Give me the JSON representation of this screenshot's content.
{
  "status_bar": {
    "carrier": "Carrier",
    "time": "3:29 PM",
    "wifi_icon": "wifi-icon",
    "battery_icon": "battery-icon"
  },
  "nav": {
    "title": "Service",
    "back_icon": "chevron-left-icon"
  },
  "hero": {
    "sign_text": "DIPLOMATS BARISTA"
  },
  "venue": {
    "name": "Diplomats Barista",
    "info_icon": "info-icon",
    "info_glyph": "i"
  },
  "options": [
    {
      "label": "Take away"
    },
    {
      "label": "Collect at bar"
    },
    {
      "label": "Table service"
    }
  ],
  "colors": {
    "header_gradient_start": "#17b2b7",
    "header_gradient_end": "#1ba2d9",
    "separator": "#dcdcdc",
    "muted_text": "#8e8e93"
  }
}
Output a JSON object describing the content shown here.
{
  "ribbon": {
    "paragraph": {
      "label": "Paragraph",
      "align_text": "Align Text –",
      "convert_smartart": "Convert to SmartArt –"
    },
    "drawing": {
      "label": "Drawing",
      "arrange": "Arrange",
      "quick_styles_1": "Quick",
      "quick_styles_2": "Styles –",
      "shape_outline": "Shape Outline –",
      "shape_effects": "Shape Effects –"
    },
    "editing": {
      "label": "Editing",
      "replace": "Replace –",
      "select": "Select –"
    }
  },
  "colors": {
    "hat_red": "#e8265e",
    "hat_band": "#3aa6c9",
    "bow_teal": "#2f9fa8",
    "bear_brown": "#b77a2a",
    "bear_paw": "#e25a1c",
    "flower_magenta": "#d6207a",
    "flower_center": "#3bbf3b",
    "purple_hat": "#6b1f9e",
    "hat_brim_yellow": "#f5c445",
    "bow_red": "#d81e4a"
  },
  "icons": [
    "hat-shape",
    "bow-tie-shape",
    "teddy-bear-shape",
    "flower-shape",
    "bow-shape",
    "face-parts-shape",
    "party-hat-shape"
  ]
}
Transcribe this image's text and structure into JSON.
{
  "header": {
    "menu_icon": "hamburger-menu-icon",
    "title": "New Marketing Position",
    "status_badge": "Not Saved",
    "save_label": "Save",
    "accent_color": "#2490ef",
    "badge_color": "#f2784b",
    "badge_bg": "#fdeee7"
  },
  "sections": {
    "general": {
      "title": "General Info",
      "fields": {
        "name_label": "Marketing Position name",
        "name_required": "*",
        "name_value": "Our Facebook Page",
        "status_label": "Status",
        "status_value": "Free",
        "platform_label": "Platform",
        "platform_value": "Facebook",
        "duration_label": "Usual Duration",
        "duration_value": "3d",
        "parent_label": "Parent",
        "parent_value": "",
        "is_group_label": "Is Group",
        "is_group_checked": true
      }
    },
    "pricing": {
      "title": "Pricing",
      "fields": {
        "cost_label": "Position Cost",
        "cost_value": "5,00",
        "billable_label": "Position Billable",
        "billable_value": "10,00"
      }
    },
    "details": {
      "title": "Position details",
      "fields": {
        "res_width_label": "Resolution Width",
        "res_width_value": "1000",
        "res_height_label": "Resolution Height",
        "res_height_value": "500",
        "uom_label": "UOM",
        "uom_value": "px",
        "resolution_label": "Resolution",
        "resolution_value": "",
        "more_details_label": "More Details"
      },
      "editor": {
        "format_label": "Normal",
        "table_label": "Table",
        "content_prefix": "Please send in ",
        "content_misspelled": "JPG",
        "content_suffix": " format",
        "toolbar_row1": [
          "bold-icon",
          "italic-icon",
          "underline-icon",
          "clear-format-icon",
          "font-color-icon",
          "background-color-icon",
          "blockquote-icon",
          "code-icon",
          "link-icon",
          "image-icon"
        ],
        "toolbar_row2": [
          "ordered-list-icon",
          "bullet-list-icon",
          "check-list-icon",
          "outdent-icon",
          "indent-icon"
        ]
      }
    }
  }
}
════════
▸ **Directions for this task**: Transcribe the data above in full, exactly.

▸ **Answer in full**:
Give me the JSON representation of this screenshot's content.
{
  "status_bar": {
    "carrier": "Carrier",
    "time": "3:29 PM",
    "wifi_icon": "wifi-icon",
    "battery_icon": "battery-icon"
  },
  "nav": {
    "title": "Service",
    "back_icon": "chevron-left-icon"
  },
  "hero": {
    "sign_text": "DIPLOMATS BARISTA"
  },
  "venue": {
    "name": "Diplomats Barista",
    "info_icon": "info-icon",
    "info_glyph": "i"
  },
  "options": [
    {
      "label": "Take away"
    },
    {
      "label": "Collect at bar"
    },
    {
      "label": "Table service"
    }
  ],
  "colors": {
    "header_gradient_start": "#17b2b7",
    "header_gradient_end": "#1ba2d9",
    "separator": "#dcdcdc",
    "muted_text": "#8e8e93"
  }
}
Output a JSON object describing the content shown here.
{
  "ribbon": {
    "paragraph": {
      "label": "Paragraph",
      "align_text": "Align Text –",
      "convert_smartart": "Convert to SmartArt –"
    },
    "drawing": {
      "label": "Drawing",
      "arrange": "Arrange",
      "quick_styles_1": "Quick",
      "quick_styles_2": "Styles –",
      "shape_outline": "Shape Outline –",
      "shape_effects": "Shape Effects –"
    },
    "editing": {
      "label": "Editing",
      "replace": "Replace –",
      "select": "Select –"
    }
  },
  "colors": {
    "hat_red": "#e8265e",
    "hat_band": "#3aa6c9",
    "bow_teal": "#2f9fa8",
    "bear_brown": "#b77a2a",
    "bear_paw": "#e25a1c",
    "flower_magenta": "#d6207a",
    "flower_center": "#3bbf3b",
    "purple_hat": "#6b1f9e",
    "hat_brim_yellow": "#f5c445",
    "bow_red": "#d81e4a"
  },
  "icons": [
    "hat-shape",
    "bow-tie-shape",
    "teddy-bear-shape",
    "flower-shape",
    "bow-shape",
    "face-parts-shape",
    "party-hat-shape"
  ]
}
Transcribe this image's text and structure into JSON.
{
  "header": {
    "menu_icon": "hamburger-menu-icon",
    "title": "New Marketing Position",
    "status_badge": "Not Saved",
    "save_label": "Save",
    "accent_color": "#2490ef",
    "badge_color": "#f2784b",
    "badge_bg": "#fdeee7"
  },
  "sections": {
    "general": {
      "title": "General Info",
      "fields": {
        "name_label": "Marketing Position name",
        "name_required": "*",
        "name_value": "Our Facebook Page",
        "status_label": "Status",
        "status_value": "Free",
        "platform_label": "Platform",
        "platform_value": "Facebook",
        "duration_label": "Usual Duration",
        "duration_value": "3d",
        "parent_label": "Parent",
        "parent_value": "",
        "is_group_label": "Is Group",
        "is_group_checked": true
      }
    },
    "pricing": {
      "title": "Pricing",
      "fields": {
        "cost_label": "Position Cost",
        "cost_value": "5,00",
        "billable_label": "Position Billable",
        "billable_value": "10,00"
      }
    },
    "details": {
      "title": "Position details",
      "fields": {
        "res_width_label": "Resolution Width",
        "res_width_value": "1000",
        "res_height_label": "Resolution Height",
        "res_height_value": "500",
        "uom_label": "UOM",
        "uom_value": "px",
        "resolution_label": "Resolution",
        "resolution_value": "",
        "more_details_label": "More Details"
      },
      "editor": {
        "format_label": "Normal",
        "table_label": "Table",
        "content_prefix": "Please send in ",
        "content_misspelled": "JPG",
        "content_suffix": " format",
        "toolbar_row1": [
          "bold-icon",
          "italic-icon",
          "underline-icon",
          "clear-format-icon",
          "font-color-icon",
          "background-color-icon",
          "blockquote-icon",
          "code-icon",
          "link-icon",
          "image-icon"
        ],
        "toolbar_row2": [
          "ordered-list-icon",
          "bullet-list-icon",
          "check-list-icon",
          "outdent-icon",
          "indent-icon"
        ]
      }
    }
  }
}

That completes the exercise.